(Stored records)

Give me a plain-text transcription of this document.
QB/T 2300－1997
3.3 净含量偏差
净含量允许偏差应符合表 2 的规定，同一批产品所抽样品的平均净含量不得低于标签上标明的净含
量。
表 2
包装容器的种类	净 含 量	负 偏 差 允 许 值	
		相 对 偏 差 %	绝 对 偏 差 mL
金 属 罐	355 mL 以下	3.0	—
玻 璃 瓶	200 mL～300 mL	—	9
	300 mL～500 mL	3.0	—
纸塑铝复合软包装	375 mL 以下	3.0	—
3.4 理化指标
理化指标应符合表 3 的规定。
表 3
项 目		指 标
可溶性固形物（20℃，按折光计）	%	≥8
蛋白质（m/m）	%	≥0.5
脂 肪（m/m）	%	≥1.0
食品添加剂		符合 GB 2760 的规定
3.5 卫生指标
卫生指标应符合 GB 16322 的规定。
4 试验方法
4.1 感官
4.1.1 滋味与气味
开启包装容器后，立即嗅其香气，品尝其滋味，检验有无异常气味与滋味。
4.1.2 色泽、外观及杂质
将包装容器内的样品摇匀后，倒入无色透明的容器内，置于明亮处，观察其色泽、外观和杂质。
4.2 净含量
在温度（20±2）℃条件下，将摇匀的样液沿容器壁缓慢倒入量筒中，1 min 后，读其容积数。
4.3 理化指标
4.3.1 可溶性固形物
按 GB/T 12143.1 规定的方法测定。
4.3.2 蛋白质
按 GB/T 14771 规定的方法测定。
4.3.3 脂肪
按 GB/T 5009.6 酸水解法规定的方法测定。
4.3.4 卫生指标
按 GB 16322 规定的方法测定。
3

==

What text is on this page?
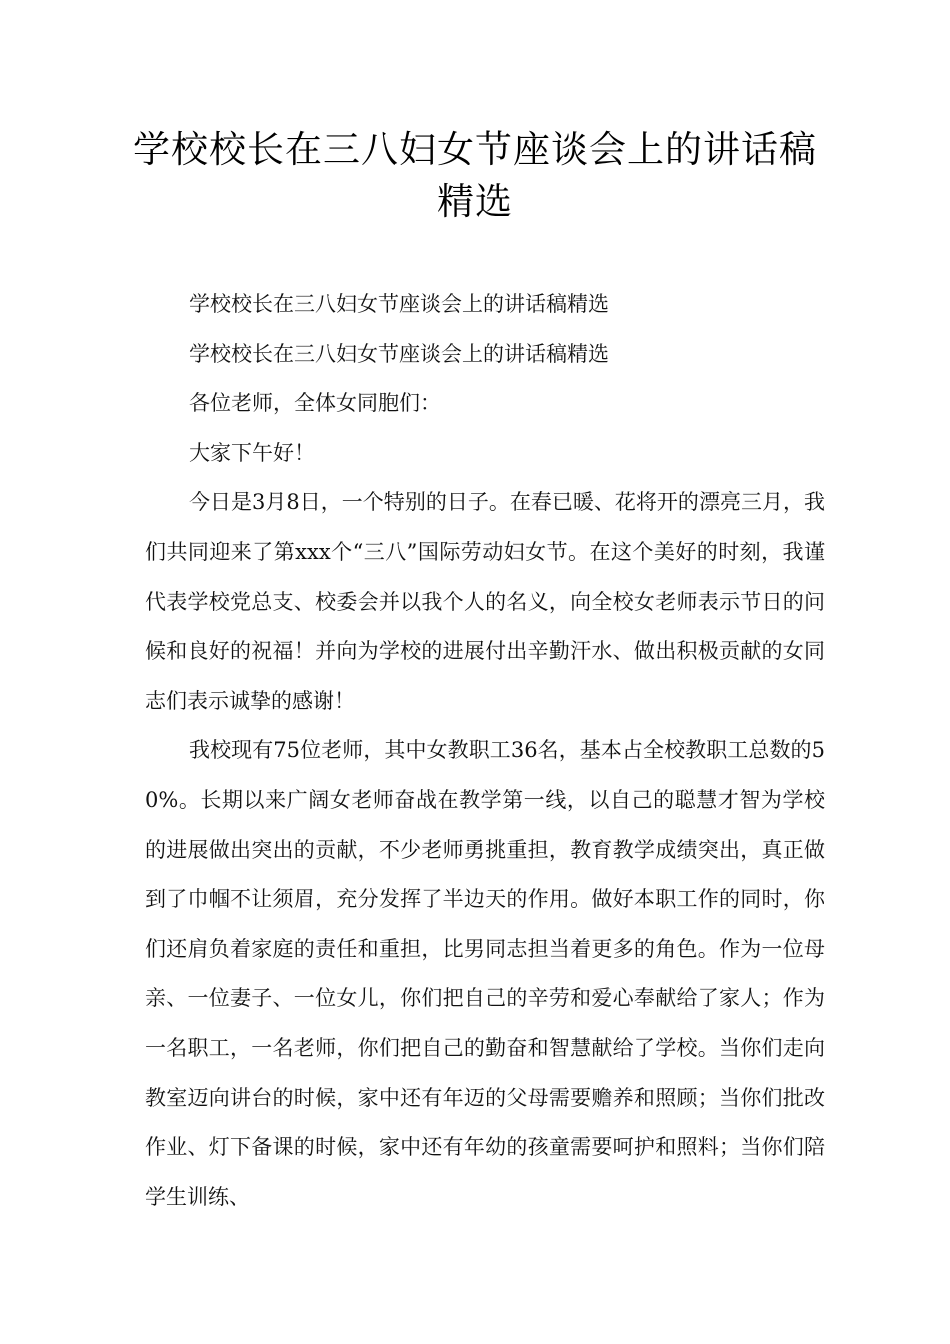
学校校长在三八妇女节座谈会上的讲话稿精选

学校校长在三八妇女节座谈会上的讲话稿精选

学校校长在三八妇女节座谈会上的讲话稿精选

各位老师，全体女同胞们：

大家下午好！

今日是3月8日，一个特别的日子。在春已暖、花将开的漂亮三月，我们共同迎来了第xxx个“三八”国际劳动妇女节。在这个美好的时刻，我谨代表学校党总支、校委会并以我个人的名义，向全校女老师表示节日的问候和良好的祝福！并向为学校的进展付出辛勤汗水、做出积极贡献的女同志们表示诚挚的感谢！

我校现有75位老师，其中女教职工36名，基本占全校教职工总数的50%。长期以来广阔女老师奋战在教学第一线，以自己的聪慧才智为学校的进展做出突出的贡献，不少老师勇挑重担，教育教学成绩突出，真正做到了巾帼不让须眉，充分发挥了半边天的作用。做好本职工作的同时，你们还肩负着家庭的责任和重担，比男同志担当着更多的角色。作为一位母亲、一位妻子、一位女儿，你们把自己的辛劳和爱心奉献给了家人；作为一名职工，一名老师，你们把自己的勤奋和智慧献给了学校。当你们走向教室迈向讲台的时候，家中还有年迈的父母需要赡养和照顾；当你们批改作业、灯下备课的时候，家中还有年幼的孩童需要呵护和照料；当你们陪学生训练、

==

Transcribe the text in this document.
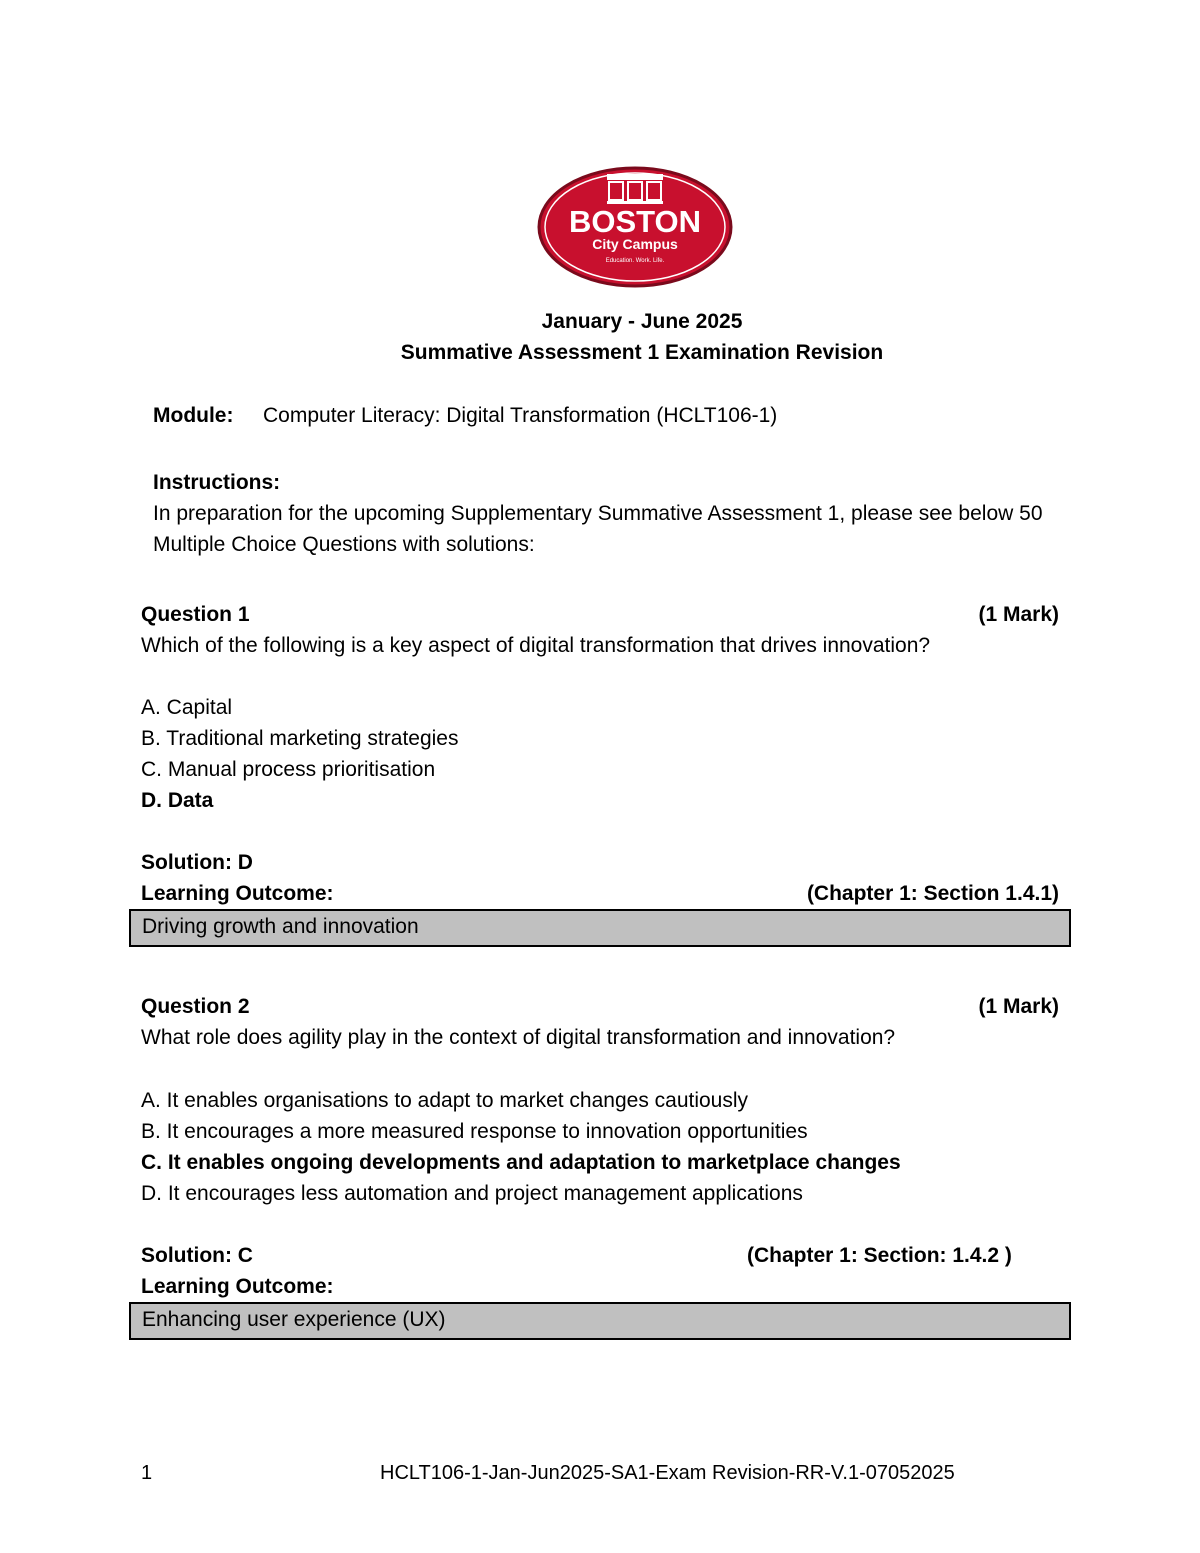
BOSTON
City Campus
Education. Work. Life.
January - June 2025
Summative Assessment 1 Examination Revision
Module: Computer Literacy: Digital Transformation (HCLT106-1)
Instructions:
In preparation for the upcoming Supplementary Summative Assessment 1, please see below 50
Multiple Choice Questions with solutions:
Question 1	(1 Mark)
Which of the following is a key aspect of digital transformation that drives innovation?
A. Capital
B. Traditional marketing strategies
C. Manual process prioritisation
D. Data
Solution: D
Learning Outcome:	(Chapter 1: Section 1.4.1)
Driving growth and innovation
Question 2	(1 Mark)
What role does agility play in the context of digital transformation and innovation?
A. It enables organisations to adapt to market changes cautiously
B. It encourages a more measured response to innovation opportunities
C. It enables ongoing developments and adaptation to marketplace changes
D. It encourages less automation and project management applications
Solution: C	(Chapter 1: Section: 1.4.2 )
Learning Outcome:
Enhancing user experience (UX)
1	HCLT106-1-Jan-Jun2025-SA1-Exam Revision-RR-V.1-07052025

§ **Aim of the task**: Filter the entries down to the lines with the word "Section" in them.

§ **Final result**:
Learning Outcome:	(Chapter 1: Section 1.4.1)
Solution: C	(Chapter 1: Section: 1.4.2 )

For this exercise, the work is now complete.